**RECORDS TO USE**:
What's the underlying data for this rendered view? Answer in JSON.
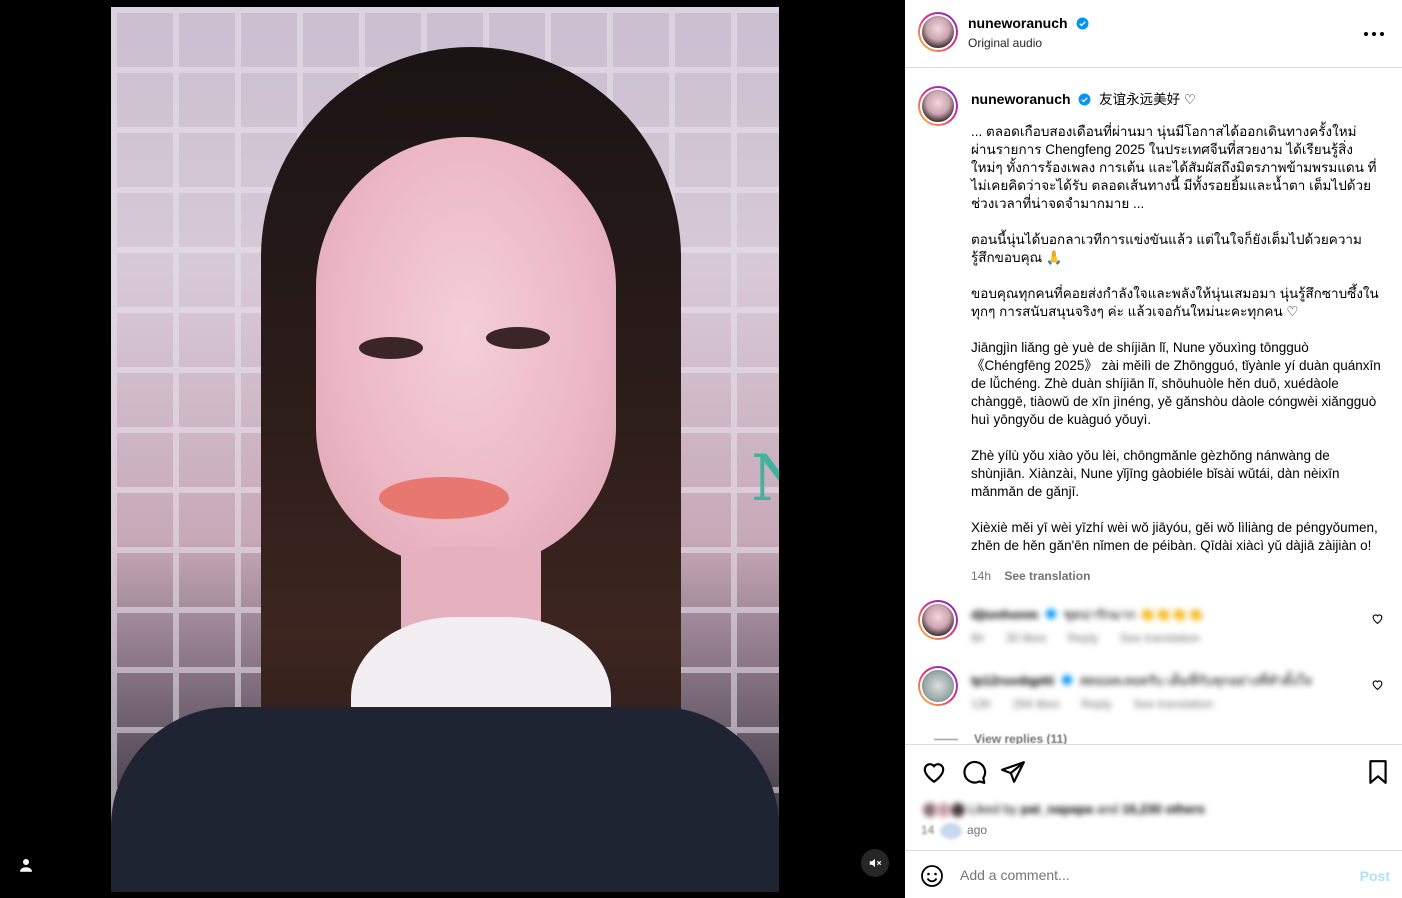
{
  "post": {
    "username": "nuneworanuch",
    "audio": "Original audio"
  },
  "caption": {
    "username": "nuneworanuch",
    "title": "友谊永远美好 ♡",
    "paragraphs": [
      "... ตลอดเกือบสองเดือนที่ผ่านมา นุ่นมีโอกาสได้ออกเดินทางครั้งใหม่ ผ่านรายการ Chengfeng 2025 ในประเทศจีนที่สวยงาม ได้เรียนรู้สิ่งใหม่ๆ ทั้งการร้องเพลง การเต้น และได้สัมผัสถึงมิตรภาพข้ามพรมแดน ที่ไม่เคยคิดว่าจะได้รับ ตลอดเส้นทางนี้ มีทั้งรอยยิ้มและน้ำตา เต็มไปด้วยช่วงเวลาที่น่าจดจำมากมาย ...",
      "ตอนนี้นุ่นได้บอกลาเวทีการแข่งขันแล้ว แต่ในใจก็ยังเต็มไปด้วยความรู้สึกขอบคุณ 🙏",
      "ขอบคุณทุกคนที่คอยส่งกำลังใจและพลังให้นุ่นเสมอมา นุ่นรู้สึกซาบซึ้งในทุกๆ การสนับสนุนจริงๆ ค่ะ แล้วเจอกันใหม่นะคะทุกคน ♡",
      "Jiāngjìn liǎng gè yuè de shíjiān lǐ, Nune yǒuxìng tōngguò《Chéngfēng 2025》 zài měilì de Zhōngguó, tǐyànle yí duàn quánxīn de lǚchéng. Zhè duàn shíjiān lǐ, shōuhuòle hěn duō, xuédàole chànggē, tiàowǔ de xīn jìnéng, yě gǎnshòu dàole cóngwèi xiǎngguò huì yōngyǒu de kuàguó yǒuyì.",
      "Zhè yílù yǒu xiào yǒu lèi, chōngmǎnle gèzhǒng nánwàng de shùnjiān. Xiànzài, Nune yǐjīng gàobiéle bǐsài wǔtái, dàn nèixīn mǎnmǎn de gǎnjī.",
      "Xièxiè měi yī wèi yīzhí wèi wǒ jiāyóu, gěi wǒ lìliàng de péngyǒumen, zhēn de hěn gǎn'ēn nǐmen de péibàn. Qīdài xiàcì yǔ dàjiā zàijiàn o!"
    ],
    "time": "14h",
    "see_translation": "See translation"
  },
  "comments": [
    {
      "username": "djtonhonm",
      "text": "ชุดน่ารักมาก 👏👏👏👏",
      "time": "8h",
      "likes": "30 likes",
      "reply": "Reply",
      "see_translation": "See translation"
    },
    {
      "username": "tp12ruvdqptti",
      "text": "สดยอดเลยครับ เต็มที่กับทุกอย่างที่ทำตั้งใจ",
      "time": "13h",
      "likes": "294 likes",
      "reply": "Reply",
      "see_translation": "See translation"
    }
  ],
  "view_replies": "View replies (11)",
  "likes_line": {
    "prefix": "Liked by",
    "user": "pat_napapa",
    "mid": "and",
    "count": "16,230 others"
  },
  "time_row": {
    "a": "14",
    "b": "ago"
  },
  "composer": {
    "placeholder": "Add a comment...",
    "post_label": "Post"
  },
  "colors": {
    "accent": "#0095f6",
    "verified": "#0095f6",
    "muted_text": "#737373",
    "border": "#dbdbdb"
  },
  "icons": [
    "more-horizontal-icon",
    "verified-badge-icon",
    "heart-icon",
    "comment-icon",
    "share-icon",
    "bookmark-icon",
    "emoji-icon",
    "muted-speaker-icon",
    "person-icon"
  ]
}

**PROBLEM REQUIREMENTS**: Using the listing above, list every line in which the string "username" occurs.

**THE REPLY**:
    "username": "nuneworanuch",
    "username": "nuneworanuch",
      "username": "djtonhonm",
      "username": "tp12ruvdqptti",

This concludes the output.